Short task: Looking at the listing beneath, work out how many lines hold "Реестр" and report only that figure.

********************

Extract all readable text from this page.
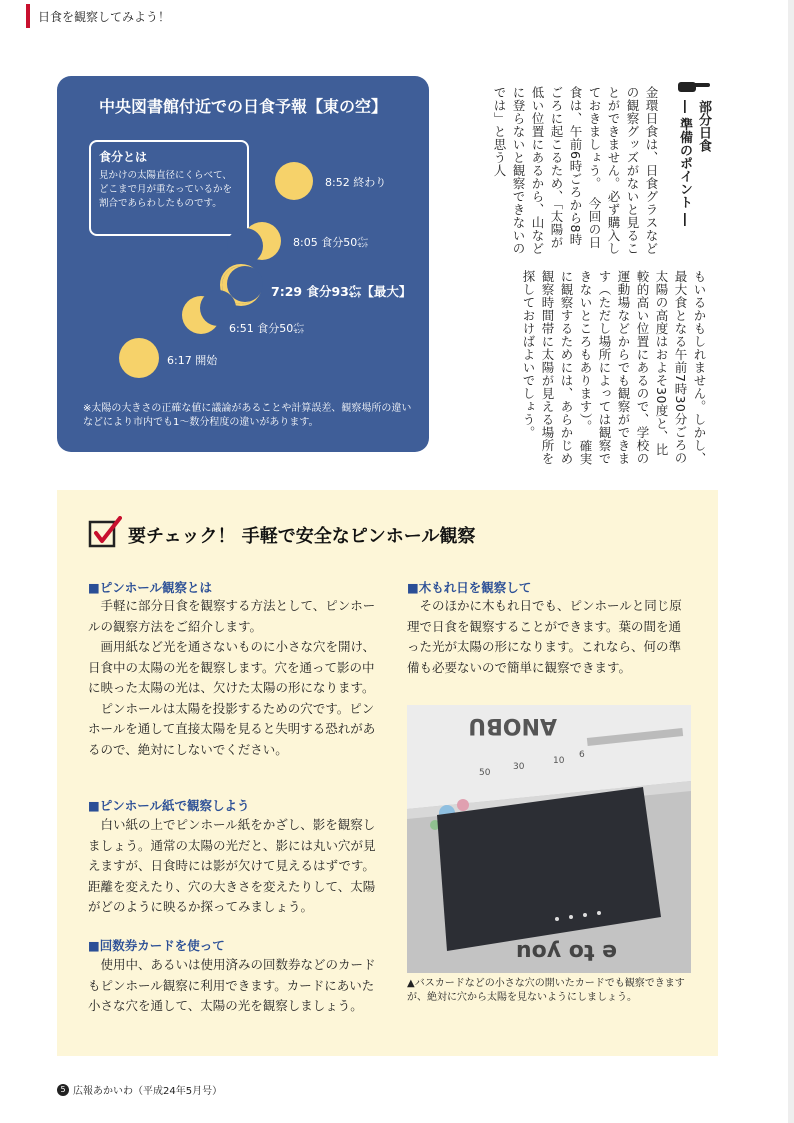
日食を観察してみよう！
中央図書館付近での日食予報【東の空】
食分とは
見かけの太陽直径にくらべて、どこまで月が重なっているかを割合であらわしたものです。
8:52 終わり
8:05 食分50㌫
7:29 食分93㌫【最大】
6:51 食分50㌫
6:17 開始
※太陽の大きさの正確な値に議論があることや計算誤差、観察場所の違いなどにより市内でも1〜数分程度の違いがあります。
部分日食
― 準備のポイント ―
金環日食は、日食グラスなどの観察グッズがないと見ることができません。必ず購入しておきましょう。　今回の日食は、午前6時ごろから8時ごろに起こるため、「太陽が低い位置にあるから、山などに登らないと観察できないのでは」と思う人
もいるかもしれません。しかし、最大食となる午前7時30分ごろの太陽の高度はおよそ30度と、比較的高い位置にあるので、学校の運動場などからでも観察ができます（ただし場所によっては観察できないところもあります）。　確実に観察するためには、あらかじめ観察時間帯に太陽が見える場所を探しておけばよいでしょう。
要チェック！ 手軽で安全なピンホール観察
■ピンホール観察とは

手軽に部分日食を観察する方法として、ピンホールの観察方法をご紹介します。

画用紙など光を通さないものに小さな穴を開け、日食中の太陽の光を観察します。穴を通って影の中に映った太陽の光は、欠けた太陽の形になります。

ピンホールは太陽を投影するための穴です。ピンホールを通して直接太陽を見ると失明する恐れがあるので、絶対にしないでください。

■ピンホール紙で観察しよう

白い紙の上でピンホール紙をかざし、影を観察しましょう。通常の太陽の光だと、影には丸い穴が見えますが、日食時には影が欠けて見えるはずです。距離を変えたり、穴の大きさを変えたりして、太陽がどのように映るか探ってみましょう。

■回数券カードを使って

使用中、あるいは使用済みの回数券などのカードもピンホール観察に利用できます。カードにあいた小さな穴を通して、太陽の光を観察しましょう。

■木もれ日を観察して

そのほかに木もれ日でも、ピンホールと同じ原理で日食を観察することができます。葉の間を通った光が太陽の形になります。これなら、何の準備も必要ないので簡単に観察できます。

ANOBU
50
30
10
6
e to you
▲バスカードなどの小さな穴の開いたカードでも観察できますが、絶対に穴から太陽を見ないようにしましょう。
5 広報あかいわ（平成24年5月号）
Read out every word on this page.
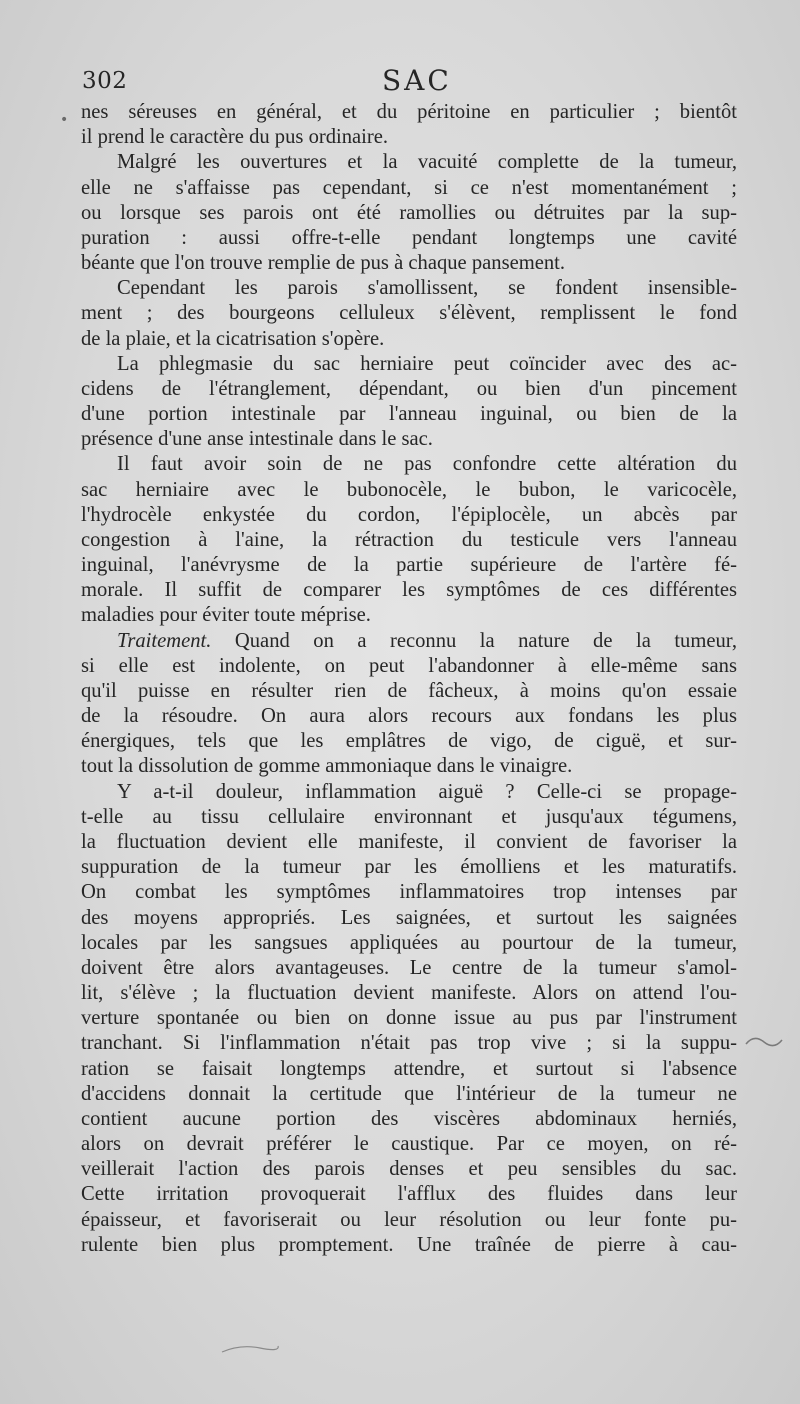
302	SAC
nes séreuses en général, et du péritoine en particulier ; bientôt
il prend le caractère du pus ordinaire.
Malgré les ouvertures et la vacuité complette de la tumeur,
elle ne s'affaisse pas cependant, si ce n'est momentanément ;
ou lorsque ses parois ont été ramollies ou détruites par la sup-
puration : aussi offre-t-elle pendant longtemps une cavité
béante que l'on trouve remplie de pus à chaque pansement.
Cependant les parois s'amollissent, se fondent insensible-
ment ; des bourgeons celluleux s'élèvent, remplissent le fond
de la plaie, et la cicatrisation s'opère.
La phlegmasie du sac herniaire peut coïncider avec des ac-
cidens de l'étranglement, dépendant, ou bien d'un pincement
d'une portion intestinale par l'anneau inguinal, ou bien de la
présence d'une anse intestinale dans le sac.
Il faut avoir soin de ne pas confondre cette altération du
sac herniaire avec le bubonocèle, le bubon, le varicocèle,
l'hydrocèle enkystée du cordon, l'épiplocèle, un abcès par
congestion à l'aine, la rétraction du testicule vers l'anneau
inguinal, l'anévrysme de la partie supérieure de l'artère fé-
morale. Il suffit de comparer les symptômes de ces différentes
maladies pour éviter toute méprise.
Traitement. Quand on a reconnu la nature de la tumeur,
si elle est indolente, on peut l'abandonner à elle-même sans
qu'il puisse en résulter rien de fâcheux, à moins qu'on essaie
de la résoudre. On aura alors recours aux fondans les plus
énergiques, tels que les emplâtres de vigo, de ciguë, et sur-
tout la dissolution de gomme ammoniaque dans le vinaigre.
Y a-t-il douleur, inflammation aiguë ? Celle-ci se propage-
t-elle au tissu cellulaire environnant et jusqu'aux tégumens,
la fluctuation devient elle manifeste, il convient de favoriser la
suppuration de la tumeur par les émolliens et les maturatifs.
On combat les symptômes inflammatoires trop intenses par
des moyens appropriés. Les saignées, et surtout les saignées
locales par les sangsues appliquées au pourtour de la tumeur,
doivent être alors avantageuses. Le centre de la tumeur s'amol-
lit, s'élève ; la fluctuation devient manifeste. Alors on attend l'ou-
verture spontanée ou bien on donne issue au pus par l'instrument
tranchant. Si l'inflammation n'était pas trop vive ; si la suppu-
ration se faisait longtemps attendre, et surtout si l'absence
d'accidens donnait la certitude que l'intérieur de la tumeur ne
contient aucune portion des viscères abdominaux herniés,
alors on devrait préférer le caustique. Par ce moyen, on ré-
veillerait l'action des parois denses et peu sensibles du sac.
Cette irritation provoquerait l'afflux des fluides dans leur
épaisseur, et favoriserait ou leur résolution ou leur fonte pu-
rulente bien plus promptement. Une traînée de pierre à cau-
•
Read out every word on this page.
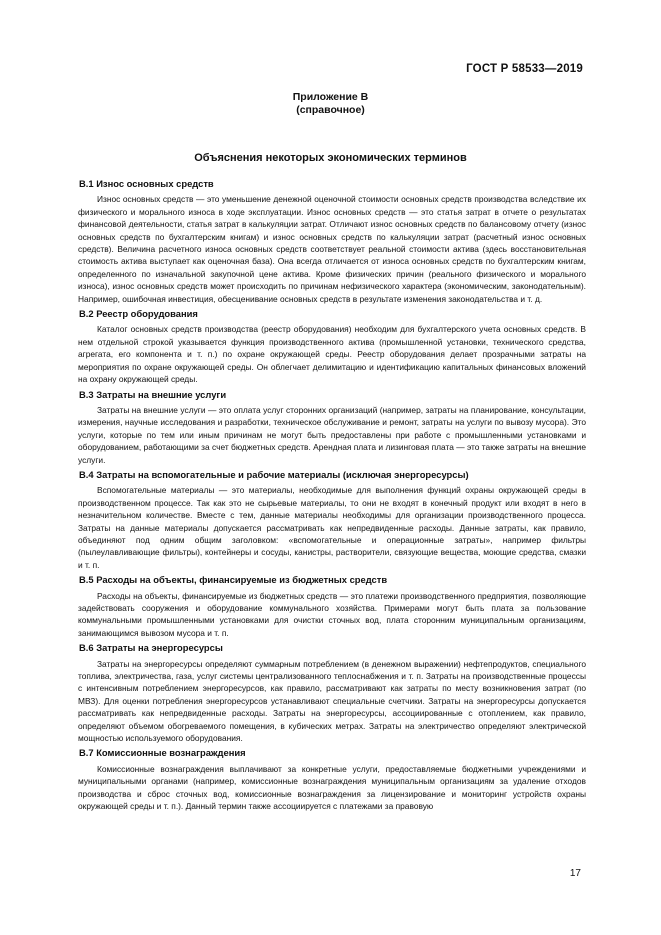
ГОСТ Р 58533—2019
Приложение В
(справочное)
Объяснения некоторых экономических терминов
В.1 Износ основных средств

Износ основных средств — это уменьшение денежной оценочной стоимости основных средств производства вследствие их физического и морального износа в ходе эксплуатации. Износ основных средств — это статья затрат в отчете о результатах финансовой деятельности, статья затрат в калькуляции затрат. Отличают износ основных средств по балансовому отчету (износ основных средств по бухгалтерским книгам) и износ основных средств по калькуляции затрат (расчетный износ основных средств). Величина расчетного износа основных средств соответствует реальной стоимости актива (здесь восстановительная стоимость актива выступает как оценочная база). Она всегда отличается от износа основных средств по бухгалтерским книгам, определенного по изначальной закупочной цене актива. Кроме физических причин (реального физического и морального износа), износ основных средств может происходить по причинам нефизического характера (экономическим, законодательным). Например, ошибочная инвестиция, обесценивание основных средств в результате изменения законодательства и т. д.

В.2 Реестр оборудования

Каталог основных средств производства (реестр оборудования) необходим для бухгалтерского учета основных средств. В нем отдельной строкой указывается функция производственного актива (промышленной установки, технического средства, агрегата, его компонента и т. п.) по охране окружающей среды. Реестр оборудования делает прозрачными затраты на мероприятия по охране окружающей среды. Он облегчает делимитацию и идентификацию капитальных финансовых вложений на охрану окружающей среды.

В.3 Затраты на внешние услуги

Затраты на внешние услуги — это оплата услуг сторонних организаций (например, затраты на планирование, консультации, измерения, научные исследования и разработки, техническое обслуживание и ремонт, затраты на услуги по вывозу мусора). Это услуги, которые по тем или иным причинам не могут быть предоставлены при работе с промышленными установками и оборудованием, работающими за счет бюджетных средств. Арендная плата и лизинговая плата — это также затраты на внешние услуги.

В.4 Затраты на вспомогательные и рабочие материалы (исключая энергоресурсы)

Вспомогательные материалы — это материалы, необходимые для выполнения функций охраны окружающей среды в производственном процессе. Так как это не сырьевые материалы, то они не входят в конечный продукт или входят в него в незначительном количестве. Вместе с тем, данные материалы необходимы для организации производственного процесса. Затраты на данные материалы допускается рассматривать как непредвиденные расходы. Данные затраты, как правило, объединяют под одним общим заголовком: «вспомогательные и операционные затраты», например фильтры (пылеулавливающие фильтры), контейнеры и сосуды, канистры, растворители, связующие вещества, моющие средства, смазки и т. п.

В.5 Расходы на объекты, финансируемые из бюджетных средств

Расходы на объекты, финансируемые из бюджетных средств — это платежи производственного предприятия, позволяющие задействовать сооружения и оборудование коммунального хозяйства. Примерами могут быть плата за пользование коммунальными промышленными установками для очистки сточных вод, плата сторонним муниципальным организациям, занимающимся вывозом мусора и т. п.

В.6 Затраты на энергоресурсы

Затраты на энергоресурсы определяют суммарным потреблением (в денежном выражении) нефтепродуктов, специального топлива, электричества, газа, услуг системы централизованного теплоснабжения и т. п. Затраты на производственные процессы с интенсивным потреблением энергоресурсов, как правило, рассматривают как затраты по месту возникновения затрат (по МВЗ). Для оценки потребления энергоресурсов устанавливают специальные счетчики. Затраты на энергоресурсы допускается рассматривать как непредвиденные расходы. Затраты на энергоресурсы, ассоциированные с отоплением, как правило, определяют объемом обогреваемого помещения, в кубических метрах. Затраты на электричество определяют электрической мощностью используемого оборудования.

В.7 Комиссионные вознаграждения

Комиссионные вознаграждения выплачивают за конкретные услуги, предоставляемые бюджетными учреждениями и муниципальными органами (например, комиссионные вознаграждения муниципальным организациям за удаление отходов производства и сброс сточных вод, комиссионные вознаграждения за лицензирование и мониторинг устройств охраны окружающей среды и т. п.). Данный термин также ассоциируется с платежами за правовую

17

********************

Task answer: 2